■ Task directions ■
Gather all lines in the entries below that include the word "color".

============

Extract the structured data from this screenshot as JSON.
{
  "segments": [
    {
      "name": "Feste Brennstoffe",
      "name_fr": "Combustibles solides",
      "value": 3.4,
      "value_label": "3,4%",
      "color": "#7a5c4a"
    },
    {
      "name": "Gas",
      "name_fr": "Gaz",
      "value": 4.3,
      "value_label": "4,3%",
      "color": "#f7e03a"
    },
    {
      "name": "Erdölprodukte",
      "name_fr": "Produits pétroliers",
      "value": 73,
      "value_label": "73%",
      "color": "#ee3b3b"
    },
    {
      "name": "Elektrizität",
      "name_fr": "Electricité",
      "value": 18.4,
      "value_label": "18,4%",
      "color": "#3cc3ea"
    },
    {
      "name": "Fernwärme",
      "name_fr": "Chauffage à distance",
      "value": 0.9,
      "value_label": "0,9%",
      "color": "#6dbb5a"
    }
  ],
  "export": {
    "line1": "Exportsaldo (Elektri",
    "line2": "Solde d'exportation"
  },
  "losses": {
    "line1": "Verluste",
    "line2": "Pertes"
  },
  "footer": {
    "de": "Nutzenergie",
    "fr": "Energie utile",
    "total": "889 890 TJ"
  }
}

============

■ Written answer ■
      "color": "#7a5c4a"
      "color": "#f7e03a"
      "color": "#ee3b3b"
      "color": "#3cc3ea"
      "color": "#6dbb5a"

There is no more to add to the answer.